▼

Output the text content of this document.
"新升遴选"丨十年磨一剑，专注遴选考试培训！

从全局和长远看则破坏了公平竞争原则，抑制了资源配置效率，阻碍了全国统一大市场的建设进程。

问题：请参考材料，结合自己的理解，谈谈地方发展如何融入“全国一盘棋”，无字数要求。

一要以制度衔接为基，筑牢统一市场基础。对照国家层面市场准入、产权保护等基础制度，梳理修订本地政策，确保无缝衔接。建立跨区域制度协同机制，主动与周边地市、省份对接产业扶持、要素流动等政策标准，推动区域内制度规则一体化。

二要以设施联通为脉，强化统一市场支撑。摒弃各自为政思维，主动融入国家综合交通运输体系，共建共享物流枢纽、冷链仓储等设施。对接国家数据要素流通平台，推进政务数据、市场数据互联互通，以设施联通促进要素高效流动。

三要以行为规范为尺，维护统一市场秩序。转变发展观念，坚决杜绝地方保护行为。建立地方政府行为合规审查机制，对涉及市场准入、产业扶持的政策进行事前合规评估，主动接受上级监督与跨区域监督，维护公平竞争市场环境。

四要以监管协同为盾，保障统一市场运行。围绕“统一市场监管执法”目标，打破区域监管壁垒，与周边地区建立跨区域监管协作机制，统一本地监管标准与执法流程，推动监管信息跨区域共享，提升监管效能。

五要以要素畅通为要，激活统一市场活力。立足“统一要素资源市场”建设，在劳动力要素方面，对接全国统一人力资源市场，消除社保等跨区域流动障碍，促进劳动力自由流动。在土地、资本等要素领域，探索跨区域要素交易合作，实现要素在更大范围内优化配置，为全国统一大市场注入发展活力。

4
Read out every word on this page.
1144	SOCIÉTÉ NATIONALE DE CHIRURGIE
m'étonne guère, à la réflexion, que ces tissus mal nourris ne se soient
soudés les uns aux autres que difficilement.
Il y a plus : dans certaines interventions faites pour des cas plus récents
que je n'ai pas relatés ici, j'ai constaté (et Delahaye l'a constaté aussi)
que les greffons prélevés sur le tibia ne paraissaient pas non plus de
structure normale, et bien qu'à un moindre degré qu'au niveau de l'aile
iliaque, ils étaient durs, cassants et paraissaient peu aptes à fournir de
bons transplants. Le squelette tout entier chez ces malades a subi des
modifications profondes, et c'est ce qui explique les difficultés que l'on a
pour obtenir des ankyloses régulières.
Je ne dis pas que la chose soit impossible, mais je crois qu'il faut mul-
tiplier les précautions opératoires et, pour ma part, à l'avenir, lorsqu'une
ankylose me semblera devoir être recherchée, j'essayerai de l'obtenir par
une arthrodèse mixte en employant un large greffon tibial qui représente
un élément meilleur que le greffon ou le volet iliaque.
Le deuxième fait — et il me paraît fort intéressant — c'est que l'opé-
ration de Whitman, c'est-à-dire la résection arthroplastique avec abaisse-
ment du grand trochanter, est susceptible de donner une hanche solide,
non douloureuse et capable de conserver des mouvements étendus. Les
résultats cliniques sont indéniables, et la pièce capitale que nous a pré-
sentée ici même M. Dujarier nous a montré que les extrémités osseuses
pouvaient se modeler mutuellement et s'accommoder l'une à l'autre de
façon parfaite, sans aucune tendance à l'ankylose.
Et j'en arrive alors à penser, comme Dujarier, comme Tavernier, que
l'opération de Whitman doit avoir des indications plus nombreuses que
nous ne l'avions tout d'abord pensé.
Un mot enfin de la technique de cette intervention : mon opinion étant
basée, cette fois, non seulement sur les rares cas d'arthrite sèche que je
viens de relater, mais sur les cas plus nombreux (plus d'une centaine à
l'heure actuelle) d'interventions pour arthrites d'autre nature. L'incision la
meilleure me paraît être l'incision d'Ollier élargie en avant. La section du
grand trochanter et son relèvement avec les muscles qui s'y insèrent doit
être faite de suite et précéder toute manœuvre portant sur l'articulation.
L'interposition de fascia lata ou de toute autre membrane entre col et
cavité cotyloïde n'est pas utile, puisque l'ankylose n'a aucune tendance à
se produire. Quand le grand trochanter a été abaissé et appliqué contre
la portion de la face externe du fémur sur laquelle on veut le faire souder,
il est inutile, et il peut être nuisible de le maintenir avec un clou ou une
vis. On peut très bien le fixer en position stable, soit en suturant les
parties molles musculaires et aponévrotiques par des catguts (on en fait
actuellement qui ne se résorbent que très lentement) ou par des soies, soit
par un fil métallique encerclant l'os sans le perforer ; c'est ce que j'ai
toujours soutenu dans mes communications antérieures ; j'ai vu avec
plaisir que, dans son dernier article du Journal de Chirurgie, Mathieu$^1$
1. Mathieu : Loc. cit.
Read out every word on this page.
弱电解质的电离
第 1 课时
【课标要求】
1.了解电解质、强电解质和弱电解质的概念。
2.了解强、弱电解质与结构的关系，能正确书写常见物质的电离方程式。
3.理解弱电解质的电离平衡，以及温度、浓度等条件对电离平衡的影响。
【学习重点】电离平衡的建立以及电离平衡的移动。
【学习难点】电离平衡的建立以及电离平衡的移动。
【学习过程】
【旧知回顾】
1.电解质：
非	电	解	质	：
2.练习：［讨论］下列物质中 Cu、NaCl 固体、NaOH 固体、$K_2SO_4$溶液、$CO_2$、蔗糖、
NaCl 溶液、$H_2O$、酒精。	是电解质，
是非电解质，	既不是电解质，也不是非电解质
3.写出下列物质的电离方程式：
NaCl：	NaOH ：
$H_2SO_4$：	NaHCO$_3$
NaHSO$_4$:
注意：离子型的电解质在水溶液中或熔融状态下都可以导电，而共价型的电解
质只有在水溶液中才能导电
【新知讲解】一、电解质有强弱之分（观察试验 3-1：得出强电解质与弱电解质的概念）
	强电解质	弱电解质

▲

The entries above should be repeated exactly, every one of them.

Output the text content of this document.
"新升遴选"丨十年磨一剑，专注遴选考试培训！

从全局和长远看则破坏了公平竞争原则，抑制了资源配置效率，阻碍了全国统一大市场的建设进程。

问题：请参考材料，结合自己的理解，谈谈地方发展如何融入“全国一盘棋”，无字数要求。

一要以制度衔接为基，筑牢统一市场基础。对照国家层面市场准入、产权保护等基础制度，梳理修订本地政策，确保无缝衔接。建立跨区域制度协同机制，主动与周边地市、省份对接产业扶持、要素流动等政策标准，推动区域内制度规则一体化。

二要以设施联通为脉，强化统一市场支撑。摒弃各自为政思维，主动融入国家综合交通运输体系，共建共享物流枢纽、冷链仓储等设施。对接国家数据要素流通平台，推进政务数据、市场数据互联互通，以设施联通促进要素高效流动。

三要以行为规范为尺，维护统一市场秩序。转变发展观念，坚决杜绝地方保护行为。建立地方政府行为合规审查机制，对涉及市场准入、产业扶持的政策进行事前合规评估，主动接受上级监督与跨区域监督，维护公平竞争市场环境。

四要以监管协同为盾，保障统一市场运行。围绕“统一市场监管执法”目标，打破区域监管壁垒，与周边地区建立跨区域监管协作机制，统一本地监管标准与执法流程，推动监管信息跨区域共享，提升监管效能。

五要以要素畅通为要，激活统一市场活力。立足“统一要素资源市场”建设，在劳动力要素方面，对接全国统一人力资源市场，消除社保等跨区域流动障碍，促进劳动力自由流动。在土地、资本等要素领域，探索跨区域要素交易合作，实现要素在更大范围内优化配置，为全国统一大市场注入发展活力。

4
Read out every word on this page.
1144	SOCIÉTÉ NATIONALE DE CHIRURGIE
m'étonne guère, à la réflexion, que ces tissus mal nourris ne se soient
soudés les uns aux autres que difficilement.
Il y a plus : dans certaines interventions faites pour des cas plus récents
que je n'ai pas relatés ici, j'ai constaté (et Delahaye l'a constaté aussi)
que les greffons prélevés sur le tibia ne paraissaient pas non plus de
structure normale, et bien qu'à un moindre degré qu'au niveau de l'aile
iliaque, ils étaient durs, cassants et paraissaient peu aptes à fournir de
bons transplants. Le squelette tout entier chez ces malades a subi des
modifications profondes, et c'est ce qui explique les difficultés que l'on a
pour obtenir des ankyloses régulières.
Je ne dis pas que la chose soit impossible, mais je crois qu'il faut mul-
tiplier les précautions opératoires et, pour ma part, à l'avenir, lorsqu'une
ankylose me semblera devoir être recherchée, j'essayerai de l'obtenir par
une arthrodèse mixte en employant un large greffon tibial qui représente
un élément meilleur que le greffon ou le volet iliaque.
Le deuxième fait — et il me paraît fort intéressant — c'est que l'opé-
ration de Whitman, c'est-à-dire la résection arthroplastique avec abaisse-
ment du grand trochanter, est susceptible de donner une hanche solide,
non douloureuse et capable de conserver des mouvements étendus. Les
résultats cliniques sont indéniables, et la pièce capitale que nous a pré-
sentée ici même M. Dujarier nous a montré que les extrémités osseuses
pouvaient se modeler mutuellement et s'accommoder l'une à l'autre de
façon parfaite, sans aucune tendance à l'ankylose.
Et j'en arrive alors à penser, comme Dujarier, comme Tavernier, que
l'opération de Whitman doit avoir des indications plus nombreuses que
nous ne l'avions tout d'abord pensé.
Un mot enfin de la technique de cette intervention : mon opinion étant
basée, cette fois, non seulement sur les rares cas d'arthrite sèche que je
viens de relater, mais sur les cas plus nombreux (plus d'une centaine à
l'heure actuelle) d'interventions pour arthrites d'autre nature. L'incision la
meilleure me paraît être l'incision d'Ollier élargie en avant. La section du
grand trochanter et son relèvement avec les muscles qui s'y insèrent doit
être faite de suite et précéder toute manœuvre portant sur l'articulation.
L'interposition de fascia lata ou de toute autre membrane entre col et
cavité cotyloïde n'est pas utile, puisque l'ankylose n'a aucune tendance à
se produire. Quand le grand trochanter a été abaissé et appliqué contre
la portion de la face externe du fémur sur laquelle on veut le faire souder,
il est inutile, et il peut être nuisible de le maintenir avec un clou ou une
vis. On peut très bien le fixer en position stable, soit en suturant les
parties molles musculaires et aponévrotiques par des catguts (on en fait
actuellement qui ne se résorbent que très lentement) ou par des soies, soit
par un fil métallique encerclant l'os sans le perforer ; c'est ce que j'ai
toujours soutenu dans mes communications antérieures ; j'ai vu avec
plaisir que, dans son dernier article du Journal de Chirurgie, Mathieu$^1$
1. Mathieu : Loc. cit.
Read out every word on this page.
弱电解质的电离
第 1 课时
【课标要求】
1.了解电解质、强电解质和弱电解质的概念。
2.了解强、弱电解质与结构的关系，能正确书写常见物质的电离方程式。
3.理解弱电解质的电离平衡，以及温度、浓度等条件对电离平衡的影响。
【学习重点】电离平衡的建立以及电离平衡的移动。
【学习难点】电离平衡的建立以及电离平衡的移动。
【学习过程】
【旧知回顾】
1.电解质：
非	电	解	质	：
2.练习：［讨论］下列物质中 Cu、NaCl 固体、NaOH 固体、$K_2SO_4$溶液、$CO_2$、蔗糖、
NaCl 溶液、$H_2O$、酒精。	是电解质，
是非电解质，	既不是电解质，也不是非电解质
3.写出下列物质的电离方程式：
NaCl：	NaOH ：
$H_2SO_4$：	NaHCO$_3$
NaHSO$_4$:
注意：离子型的电解质在水溶液中或熔融状态下都可以导电，而共价型的电解
质只有在水溶液中才能导电
【新知讲解】一、电解质有强弱之分（观察试验 3-1：得出强电解质与弱电解质的概念）
	强电解质	弱电解质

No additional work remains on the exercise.